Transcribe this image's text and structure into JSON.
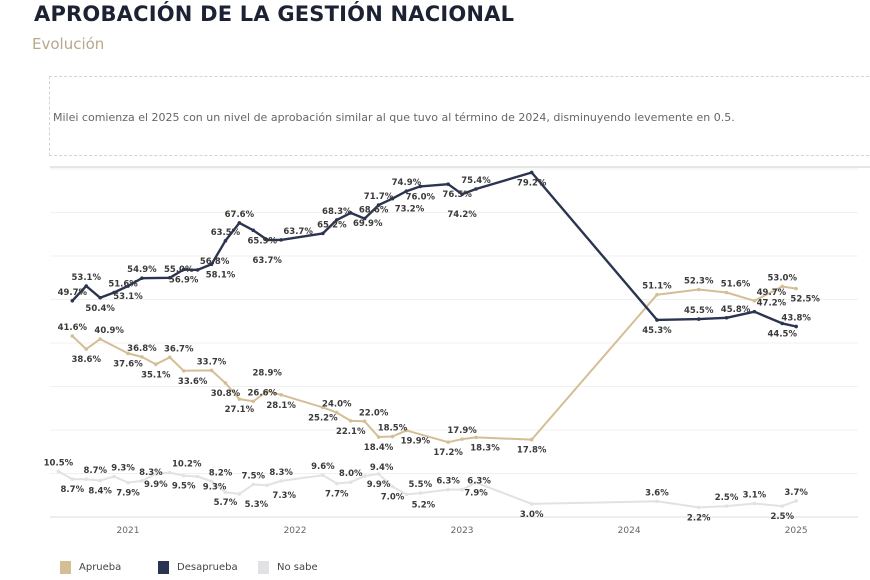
{
  "header": {
    "title": "APROBACIÓN DE LA GESTIÓN NACIONAL",
    "subtitle": "Evolución",
    "note": "Milei comienza el 2025 con un nivel de aprobación similar al que tuvo al término de 2024, disminuyendo levemente en 0.5."
  },
  "chart_data": {
    "type": "line",
    "title": "",
    "xlabel": "",
    "ylabel": "",
    "x_ticks": [
      "2021",
      "2022",
      "2023",
      "2024",
      "2025"
    ],
    "ylim": [
      0,
      80
    ],
    "grid": true,
    "legend": "bottom-left",
    "series": [
      {
        "name": "Aprueba",
        "color": "#d4be96",
        "points": [
          [
            "2020-09",
            41.6
          ],
          [
            "2020-10",
            38.6
          ],
          [
            "2020-11",
            40.9
          ],
          [
            "2021-01",
            37.6
          ],
          [
            "2021-02",
            36.8
          ],
          [
            "2021-03",
            35.1
          ],
          [
            "2021-04",
            36.7
          ],
          [
            "2021-05",
            33.6
          ],
          [
            "2021-07",
            33.7
          ],
          [
            "2021-08",
            30.8
          ],
          [
            "2021-09",
            27.1
          ],
          [
            "2021-10",
            26.6
          ],
          [
            "2021-11",
            28.9
          ],
          [
            "2021-12",
            28.1
          ],
          [
            "2022-03",
            25.2
          ],
          [
            "2022-04",
            24.0
          ],
          [
            "2022-05",
            22.1
          ],
          [
            "2022-06",
            22.0
          ],
          [
            "2022-07",
            18.4
          ],
          [
            "2022-08",
            18.5
          ],
          [
            "2022-09",
            19.9
          ],
          [
            "2022-12",
            17.2
          ],
          [
            "2023-01",
            17.9
          ],
          [
            "2023-02",
            18.3
          ],
          [
            "2023-06",
            17.8
          ],
          [
            "2024-03",
            51.1
          ],
          [
            "2024-06",
            52.3
          ],
          [
            "2024-08",
            51.6
          ],
          [
            "2024-10",
            49.7
          ],
          [
            "2024-12",
            53.0
          ],
          [
            "2025-01",
            52.5
          ]
        ]
      },
      {
        "name": "Desaprueba",
        "color": "#2b3450",
        "points": [
          [
            "2020-09",
            49.7
          ],
          [
            "2020-10",
            53.1
          ],
          [
            "2020-11",
            50.4
          ],
          [
            "2020-12",
            51.6
          ],
          [
            "2021-01",
            53.1
          ],
          [
            "2021-02",
            54.9
          ],
          [
            "2021-04",
            55.0
          ],
          [
            "2021-05",
            56.9
          ],
          [
            "2021-06",
            56.8
          ],
          [
            "2021-07",
            58.1
          ],
          [
            "2021-08",
            63.5
          ],
          [
            "2021-09",
            67.6
          ],
          [
            "2021-10",
            65.9
          ],
          [
            "2021-11",
            63.7
          ],
          [
            "2021-12",
            63.7
          ],
          [
            "2022-03",
            65.2
          ],
          [
            "2022-04",
            68.3
          ],
          [
            "2022-05",
            69.9
          ],
          [
            "2022-06",
            68.6
          ],
          [
            "2022-07",
            71.7
          ],
          [
            "2022-08",
            73.2
          ],
          [
            "2022-09",
            74.9
          ],
          [
            "2022-10",
            76.0
          ],
          [
            "2022-12",
            76.5
          ],
          [
            "2023-01",
            74.2
          ],
          [
            "2023-02",
            75.4
          ],
          [
            "2023-06",
            79.2
          ],
          [
            "2024-03",
            45.3
          ],
          [
            "2024-06",
            45.5
          ],
          [
            "2024-08",
            45.8
          ],
          [
            "2024-10",
            47.2
          ],
          [
            "2024-12",
            44.5
          ],
          [
            "2025-01",
            43.8
          ]
        ]
      },
      {
        "name": "No sabe",
        "color": "#e2e2e4",
        "points": [
          [
            "2020-08",
            10.5
          ],
          [
            "2020-09",
            8.7
          ],
          [
            "2020-10",
            8.7
          ],
          [
            "2020-11",
            8.4
          ],
          [
            "2020-12",
            9.3
          ],
          [
            "2021-01",
            7.9
          ],
          [
            "2021-02",
            8.3
          ],
          [
            "2021-03",
            9.9
          ],
          [
            "2021-04",
            10.2
          ],
          [
            "2021-05",
            9.5
          ],
          [
            "2021-06",
            9.3
          ],
          [
            "2021-07",
            8.2
          ],
          [
            "2021-08",
            5.7
          ],
          [
            "2021-09",
            5.3
          ],
          [
            "2021-10",
            7.5
          ],
          [
            "2021-11",
            7.3
          ],
          [
            "2021-12",
            8.3
          ],
          [
            "2022-03",
            9.6
          ],
          [
            "2022-04",
            7.7
          ],
          [
            "2022-05",
            8.0
          ],
          [
            "2022-06",
            9.4
          ],
          [
            "2022-07",
            9.9
          ],
          [
            "2022-08",
            7.0
          ],
          [
            "2022-09",
            5.2
          ],
          [
            "2022-10",
            5.5
          ],
          [
            "2022-12",
            6.3
          ],
          [
            "2023-01",
            6.3
          ],
          [
            "2023-02",
            7.9
          ],
          [
            "2023-06",
            3.0
          ],
          [
            "2024-03",
            3.6
          ],
          [
            "2024-06",
            2.2
          ],
          [
            "2024-08",
            2.5
          ],
          [
            "2024-10",
            3.1
          ],
          [
            "2024-12",
            2.5
          ],
          [
            "2025-01",
            3.7
          ]
        ]
      }
    ]
  }
}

------------------------------------------------------------

STATED EXERCISE: Your copy should match the records word for word, with the pictures removed.

TASK RESPONSE:
Transcribe this image's text and structure into JSON.
{
  "header": {
    "title": "APROBACIÓN DE LA GESTIÓN NACIONAL",
    "subtitle": "Evolución",
    "note": "Milei comienza el 2025 con un nivel de aprobación similar al que tuvo al término de 2024, disminuyendo levemente en 0.5."
  },
  "chart_data": {
    "type": "line",
    "title": "",
    "xlabel": "",
    "ylabel": "",
    "x_ticks": [
      "2021",
      "2022",
      "2023",
      "2024",
      "2025"
    ],
    "ylim": [
      0,
      80
    ],
    "grid": true,
    "legend": "bottom-left",
    "series": [
      {
        "name": "Aprueba",
        "color": "#d4be96",
        "points": [
          [
            "2020-09",
            41.6
          ],
          [
            "2020-10",
            38.6
          ],
          [
            "2020-11",
            40.9
          ],
          [
            "2021-01",
            37.6
          ],
          [
            "2021-02",
            36.8
          ],
          [
            "2021-03",
            35.1
          ],
          [
            "2021-04",
            36.7
          ],
          [
            "2021-05",
            33.6
          ],
          [
            "2021-07",
            33.7
          ],
          [
            "2021-08",
            30.8
          ],
          [
            "2021-09",
            27.1
          ],
          [
            "2021-10",
            26.6
          ],
          [
            "2021-11",
            28.9
          ],
          [
            "2021-12",
            28.1
          ],
          [
            "2022-03",
            25.2
          ],
          [
            "2022-04",
            24.0
          ],
          [
            "2022-05",
            22.1
          ],
          [
            "2022-06",
            22.0
          ],
          [
            "2022-07",
            18.4
          ],
          [
            "2022-08",
            18.5
          ],
          [
            "2022-09",
            19.9
          ],
          [
            "2022-12",
            17.2
          ],
          [
            "2023-01",
            17.9
          ],
          [
            "2023-02",
            18.3
          ],
          [
            "2023-06",
            17.8
          ],
          [
            "2024-03",
            51.1
          ],
          [
            "2024-06",
            52.3
          ],
          [
            "2024-08",
            51.6
          ],
          [
            "2024-10",
            49.7
          ],
          [
            "2024-12",
            53.0
          ],
          [
            "2025-01",
            52.5
          ]
        ]
      },
      {
        "name": "Desaprueba",
        "color": "#2b3450",
        "points": [
          [
            "2020-09",
            49.7
          ],
          [
            "2020-10",
            53.1
          ],
          [
            "2020-11",
            50.4
          ],
          [
            "2020-12",
            51.6
          ],
          [
            "2021-01",
            53.1
          ],
          [
            "2021-02",
            54.9
          ],
          [
            "2021-04",
            55.0
          ],
          [
            "2021-05",
            56.9
          ],
          [
            "2021-06",
            56.8
          ],
          [
            "2021-07",
            58.1
          ],
          [
            "2021-08",
            63.5
          ],
          [
            "2021-09",
            67.6
          ],
          [
            "2021-10",
            65.9
          ],
          [
            "2021-11",
            63.7
          ],
          [
            "2021-12",
            63.7
          ],
          [
            "2022-03",
            65.2
          ],
          [
            "2022-04",
            68.3
          ],
          [
            "2022-05",
            69.9
          ],
          [
            "2022-06",
            68.6
          ],
          [
            "2022-07",
            71.7
          ],
          [
            "2022-08",
            73.2
          ],
          [
            "2022-09",
            74.9
          ],
          [
            "2022-10",
            76.0
          ],
          [
            "2022-12",
            76.5
          ],
          [
            "2023-01",
            74.2
          ],
          [
            "2023-02",
            75.4
          ],
          [
            "2023-06",
            79.2
          ],
          [
            "2024-03",
            45.3
          ],
          [
            "2024-06",
            45.5
          ],
          [
            "2024-08",
            45.8
          ],
          [
            "2024-10",
            47.2
          ],
          [
            "2024-12",
            44.5
          ],
          [
            "2025-01",
            43.8
          ]
        ]
      },
      {
        "name": "No sabe",
        "color": "#e2e2e4",
        "points": [
          [
            "2020-08",
            10.5
          ],
          [
            "2020-09",
            8.7
          ],
          [
            "2020-10",
            8.7
          ],
          [
            "2020-11",
            8.4
          ],
          [
            "2020-12",
            9.3
          ],
          [
            "2021-01",
            7.9
          ],
          [
            "2021-02",
            8.3
          ],
          [
            "2021-03",
            9.9
          ],
          [
            "2021-04",
            10.2
          ],
          [
            "2021-05",
            9.5
          ],
          [
            "2021-06",
            9.3
          ],
          [
            "2021-07",
            8.2
          ],
          [
            "2021-08",
            5.7
          ],
          [
            "2021-09",
            5.3
          ],
          [
            "2021-10",
            7.5
          ],
          [
            "2021-11",
            7.3
          ],
          [
            "2021-12",
            8.3
          ],
          [
            "2022-03",
            9.6
          ],
          [
            "2022-04",
            7.7
          ],
          [
            "2022-05",
            8.0
          ],
          [
            "2022-06",
            9.4
          ],
          [
            "2022-07",
            9.9
          ],
          [
            "2022-08",
            7.0
          ],
          [
            "2022-09",
            5.2
          ],
          [
            "2022-10",
            5.5
          ],
          [
            "2022-12",
            6.3
          ],
          [
            "2023-01",
            6.3
          ],
          [
            "2023-02",
            7.9
          ],
          [
            "2023-06",
            3.0
          ],
          [
            "2024-03",
            3.6
          ],
          [
            "2024-06",
            2.2
          ],
          [
            "2024-08",
            2.5
          ],
          [
            "2024-10",
            3.1
          ],
          [
            "2024-12",
            2.5
          ],
          [
            "2025-01",
            3.7
          ]
        ]
      }
    ]
  }
}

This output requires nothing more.